* Exercise requirements
Repeat only the lines below from the one that contains "Parse this chart and return its data as JSON." through the final line, exactly. Omit pictures.
[Start of Task data]
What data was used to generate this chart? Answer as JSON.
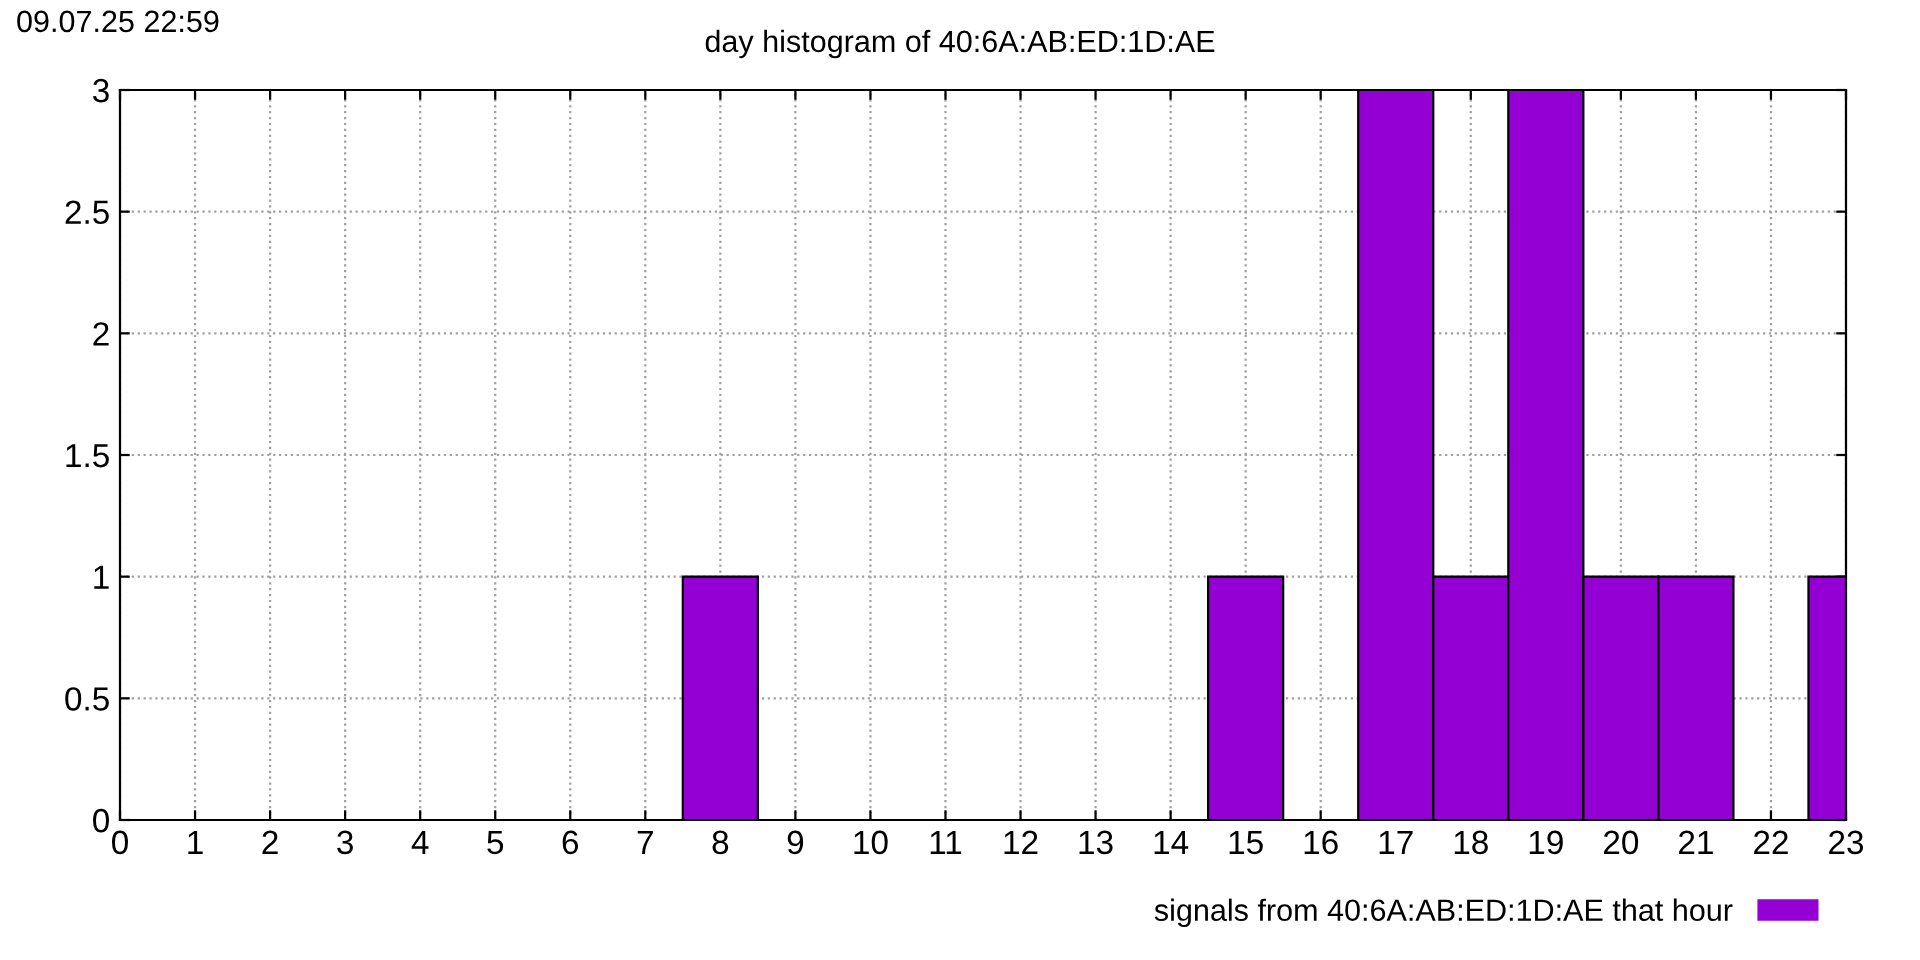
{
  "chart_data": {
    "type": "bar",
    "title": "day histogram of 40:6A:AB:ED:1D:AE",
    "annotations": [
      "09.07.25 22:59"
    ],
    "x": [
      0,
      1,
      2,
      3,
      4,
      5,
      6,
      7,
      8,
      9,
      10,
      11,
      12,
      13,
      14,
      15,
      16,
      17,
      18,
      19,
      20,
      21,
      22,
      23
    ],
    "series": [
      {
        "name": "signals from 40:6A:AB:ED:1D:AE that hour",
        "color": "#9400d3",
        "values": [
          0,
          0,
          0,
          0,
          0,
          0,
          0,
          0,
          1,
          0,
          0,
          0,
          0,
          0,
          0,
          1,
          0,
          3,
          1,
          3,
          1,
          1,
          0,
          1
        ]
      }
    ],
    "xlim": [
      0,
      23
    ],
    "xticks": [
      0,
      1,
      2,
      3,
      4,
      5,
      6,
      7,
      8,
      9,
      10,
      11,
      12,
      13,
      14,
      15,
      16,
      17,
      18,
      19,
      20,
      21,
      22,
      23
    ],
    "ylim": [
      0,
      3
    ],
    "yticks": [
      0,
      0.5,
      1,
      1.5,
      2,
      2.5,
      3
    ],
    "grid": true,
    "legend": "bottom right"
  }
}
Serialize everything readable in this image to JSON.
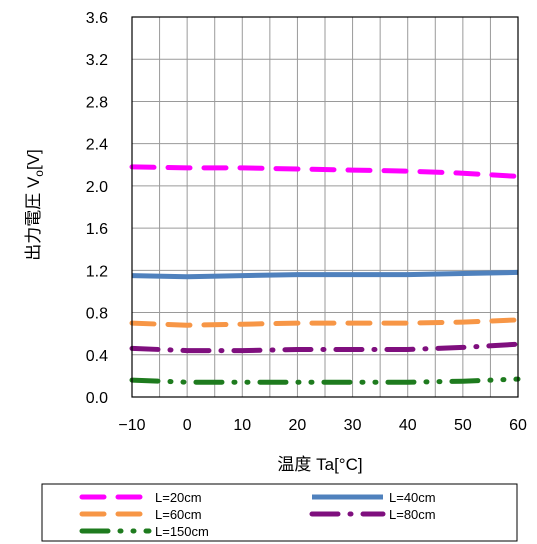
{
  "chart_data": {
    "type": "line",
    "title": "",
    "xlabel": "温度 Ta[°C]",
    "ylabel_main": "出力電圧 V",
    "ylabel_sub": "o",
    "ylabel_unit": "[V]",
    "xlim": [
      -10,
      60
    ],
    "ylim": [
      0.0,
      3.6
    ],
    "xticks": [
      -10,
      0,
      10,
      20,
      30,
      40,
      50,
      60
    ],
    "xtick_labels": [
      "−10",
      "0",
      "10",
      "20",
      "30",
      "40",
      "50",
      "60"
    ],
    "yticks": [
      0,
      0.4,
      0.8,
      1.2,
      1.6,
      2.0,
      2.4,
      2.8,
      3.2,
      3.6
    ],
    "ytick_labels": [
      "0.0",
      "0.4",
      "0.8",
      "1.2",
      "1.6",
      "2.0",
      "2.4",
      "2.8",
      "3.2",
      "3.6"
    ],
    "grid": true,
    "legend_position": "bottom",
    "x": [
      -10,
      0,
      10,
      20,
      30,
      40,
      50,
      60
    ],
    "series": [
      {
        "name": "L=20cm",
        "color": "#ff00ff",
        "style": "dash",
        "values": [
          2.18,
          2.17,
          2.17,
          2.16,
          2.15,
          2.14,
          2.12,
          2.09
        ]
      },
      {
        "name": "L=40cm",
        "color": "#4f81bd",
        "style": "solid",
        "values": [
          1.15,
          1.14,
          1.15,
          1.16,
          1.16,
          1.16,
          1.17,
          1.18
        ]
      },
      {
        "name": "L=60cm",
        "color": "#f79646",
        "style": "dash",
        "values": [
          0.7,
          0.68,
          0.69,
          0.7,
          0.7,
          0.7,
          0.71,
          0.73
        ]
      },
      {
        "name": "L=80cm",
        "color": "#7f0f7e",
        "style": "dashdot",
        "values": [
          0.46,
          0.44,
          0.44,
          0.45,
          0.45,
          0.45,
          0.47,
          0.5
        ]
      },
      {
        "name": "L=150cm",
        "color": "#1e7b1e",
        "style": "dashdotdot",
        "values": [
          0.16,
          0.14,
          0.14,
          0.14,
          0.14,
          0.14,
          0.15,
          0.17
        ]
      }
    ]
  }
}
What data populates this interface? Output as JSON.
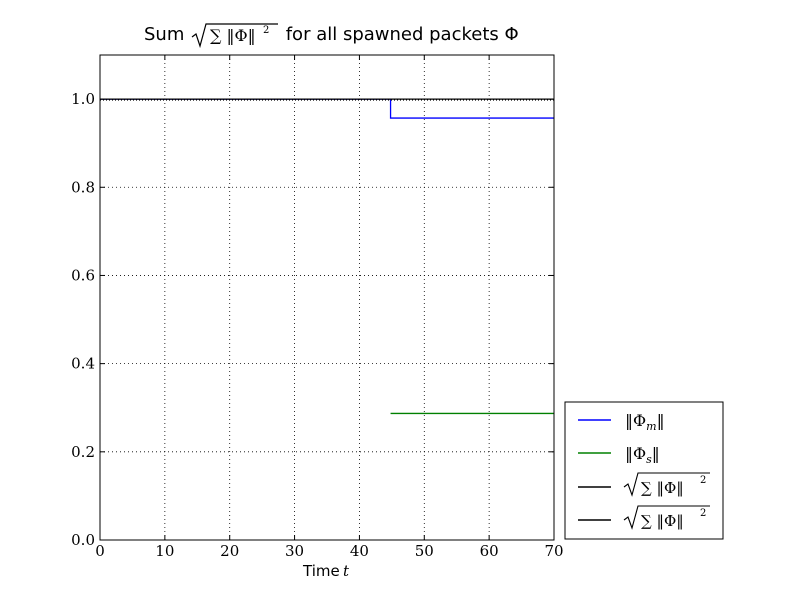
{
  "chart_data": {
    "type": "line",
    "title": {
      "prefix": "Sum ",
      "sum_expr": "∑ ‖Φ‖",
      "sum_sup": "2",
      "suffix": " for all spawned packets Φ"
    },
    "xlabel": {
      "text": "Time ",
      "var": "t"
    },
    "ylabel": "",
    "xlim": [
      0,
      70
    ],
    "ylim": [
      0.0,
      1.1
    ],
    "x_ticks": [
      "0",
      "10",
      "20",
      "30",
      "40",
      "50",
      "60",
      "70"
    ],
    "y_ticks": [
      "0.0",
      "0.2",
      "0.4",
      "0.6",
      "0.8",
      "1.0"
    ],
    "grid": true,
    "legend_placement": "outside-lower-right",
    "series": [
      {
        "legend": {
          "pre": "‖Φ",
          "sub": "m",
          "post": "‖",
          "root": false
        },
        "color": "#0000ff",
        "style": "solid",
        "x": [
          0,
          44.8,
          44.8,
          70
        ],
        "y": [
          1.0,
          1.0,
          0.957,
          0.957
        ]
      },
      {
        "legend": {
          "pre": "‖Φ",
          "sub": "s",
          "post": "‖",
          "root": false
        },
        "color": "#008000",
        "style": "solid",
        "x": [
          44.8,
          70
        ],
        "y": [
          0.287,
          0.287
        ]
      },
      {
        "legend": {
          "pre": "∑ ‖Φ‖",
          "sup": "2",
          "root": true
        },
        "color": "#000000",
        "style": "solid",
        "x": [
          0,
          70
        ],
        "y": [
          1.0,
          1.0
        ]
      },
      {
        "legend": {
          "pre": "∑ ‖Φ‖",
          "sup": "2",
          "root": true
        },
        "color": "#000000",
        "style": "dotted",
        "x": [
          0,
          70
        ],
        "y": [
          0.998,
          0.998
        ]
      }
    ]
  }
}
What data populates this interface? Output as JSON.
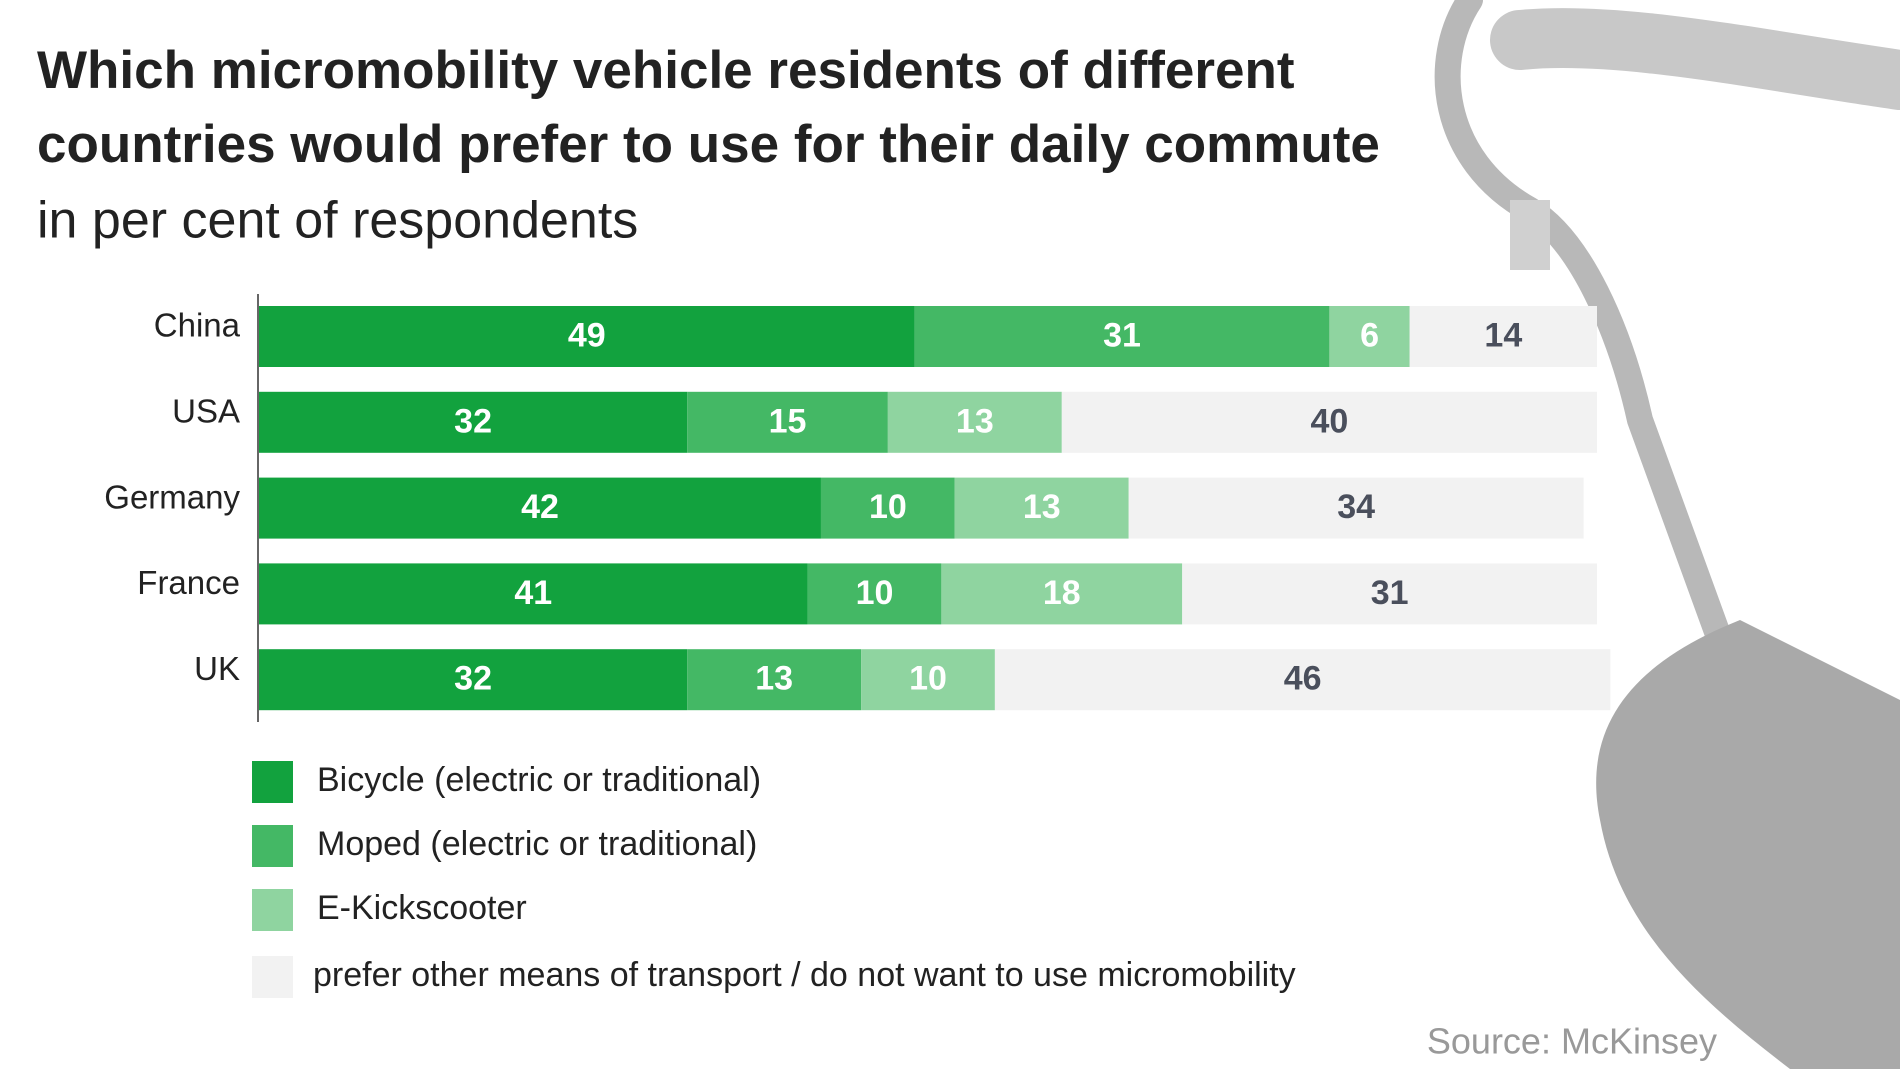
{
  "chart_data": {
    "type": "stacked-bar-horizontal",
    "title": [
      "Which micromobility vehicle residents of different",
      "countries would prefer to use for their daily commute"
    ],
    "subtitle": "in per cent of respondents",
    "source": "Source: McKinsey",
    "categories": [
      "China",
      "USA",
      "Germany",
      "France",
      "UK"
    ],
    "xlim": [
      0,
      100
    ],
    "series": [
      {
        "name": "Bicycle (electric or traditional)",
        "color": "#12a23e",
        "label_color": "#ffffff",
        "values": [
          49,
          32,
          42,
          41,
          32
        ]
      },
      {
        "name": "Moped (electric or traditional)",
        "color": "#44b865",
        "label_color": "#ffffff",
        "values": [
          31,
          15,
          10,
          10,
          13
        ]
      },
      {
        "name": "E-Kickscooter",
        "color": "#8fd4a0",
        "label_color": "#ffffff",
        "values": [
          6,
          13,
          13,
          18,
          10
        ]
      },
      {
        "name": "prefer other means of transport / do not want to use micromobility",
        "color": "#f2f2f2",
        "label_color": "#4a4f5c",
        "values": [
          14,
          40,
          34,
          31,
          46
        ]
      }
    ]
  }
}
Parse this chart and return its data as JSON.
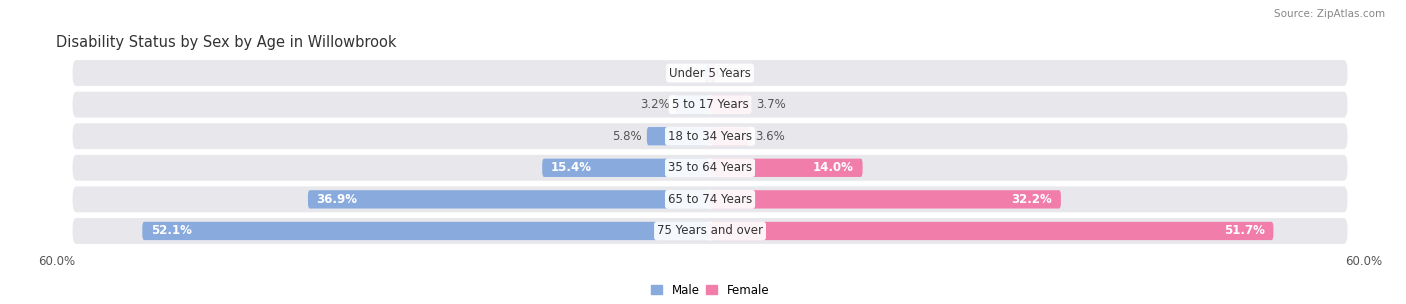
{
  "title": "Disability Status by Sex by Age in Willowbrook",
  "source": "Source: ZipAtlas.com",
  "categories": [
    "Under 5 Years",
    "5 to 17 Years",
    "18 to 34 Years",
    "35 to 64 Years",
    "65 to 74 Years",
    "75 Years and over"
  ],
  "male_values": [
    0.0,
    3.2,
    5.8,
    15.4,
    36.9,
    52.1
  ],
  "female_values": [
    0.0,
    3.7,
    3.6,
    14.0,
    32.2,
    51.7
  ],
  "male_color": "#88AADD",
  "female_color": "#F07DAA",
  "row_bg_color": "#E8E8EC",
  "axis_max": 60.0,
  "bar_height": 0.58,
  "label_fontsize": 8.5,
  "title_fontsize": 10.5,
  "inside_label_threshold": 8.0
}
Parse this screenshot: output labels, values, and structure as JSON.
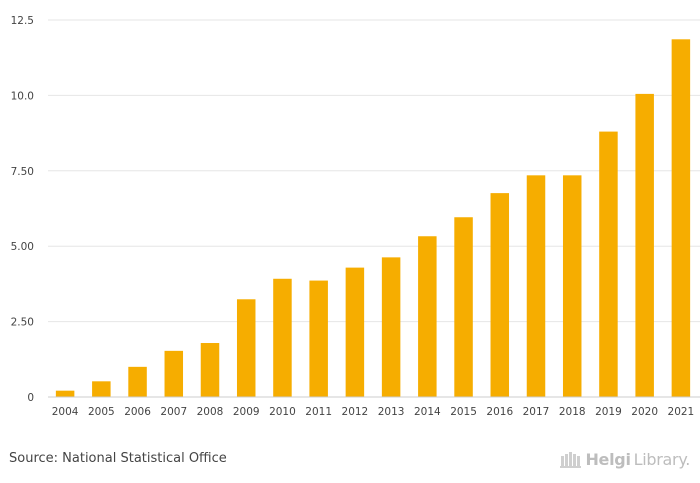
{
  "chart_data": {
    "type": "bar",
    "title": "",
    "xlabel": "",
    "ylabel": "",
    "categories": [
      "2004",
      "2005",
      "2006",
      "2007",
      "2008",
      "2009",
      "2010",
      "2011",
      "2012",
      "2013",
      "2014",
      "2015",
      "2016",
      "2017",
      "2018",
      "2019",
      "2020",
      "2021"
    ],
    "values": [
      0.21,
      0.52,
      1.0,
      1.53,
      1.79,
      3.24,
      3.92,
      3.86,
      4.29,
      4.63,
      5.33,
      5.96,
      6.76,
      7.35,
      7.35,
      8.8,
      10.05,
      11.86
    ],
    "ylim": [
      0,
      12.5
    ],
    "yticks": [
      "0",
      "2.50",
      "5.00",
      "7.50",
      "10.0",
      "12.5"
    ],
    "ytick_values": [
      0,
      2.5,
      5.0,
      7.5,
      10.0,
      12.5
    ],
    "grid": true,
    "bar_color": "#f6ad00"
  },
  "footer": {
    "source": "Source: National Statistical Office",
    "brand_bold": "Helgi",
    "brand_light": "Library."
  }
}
[End of Task data]
* Answer to the exercise
Parse this chart and return its data as JSON.
{
  "title": "Disability Status by Sex by Age in Willowbrook",
  "source": "Source: ZipAtlas.com",
  "categories": [
    "Under 5 Years",
    "5 to 17 Years",
    "18 to 34 Years",
    "35 to 64 Years",
    "65 to 74 Years",
    "75 Years and over"
  ],
  "male_values": [
    0.0,
    3.2,
    5.8,
    15.4,
    36.9,
    52.1
  ],
  "female_values": [
    0.0,
    3.7,
    3.6,
    14.0,
    32.2,
    51.7
  ],
  "male_color": "#88AADD",
  "female_color": "#F07DAA",
  "row_bg_color": "#E8E8EC",
  "axis_max": 60.0,
  "bar_height": 0.58,
  "label_fontsize": 8.5,
  "title_fontsize": 10.5,
  "inside_label_threshold": 8.0
}
Parse this screenshot: output labels, values, and structure as JSON.
{
  "chart_data": {
    "type": "bar",
    "title": "",
    "xlabel": "",
    "ylabel": "",
    "categories": [
      "2004",
      "2005",
      "2006",
      "2007",
      "2008",
      "2009",
      "2010",
      "2011",
      "2012",
      "2013",
      "2014",
      "2015",
      "2016",
      "2017",
      "2018",
      "2019",
      "2020",
      "2021"
    ],
    "values": [
      0.21,
      0.52,
      1.0,
      1.53,
      1.79,
      3.24,
      3.92,
      3.86,
      4.29,
      4.63,
      5.33,
      5.96,
      6.76,
      7.35,
      7.35,
      8.8,
      10.05,
      11.86
    ],
    "ylim": [
      0,
      12.5
    ],
    "yticks": [
      "0",
      "2.50",
      "5.00",
      "7.50",
      "10.0",
      "12.5"
    ],
    "ytick_values": [
      0,
      2.5,
      5.0,
      7.5,
      10.0,
      12.5
    ],
    "grid": true,
    "bar_color": "#f6ad00"
  },
  "footer": {
    "source": "Source: National Statistical Office",
    "brand_bold": "Helgi",
    "brand_light": "Library."
  }
}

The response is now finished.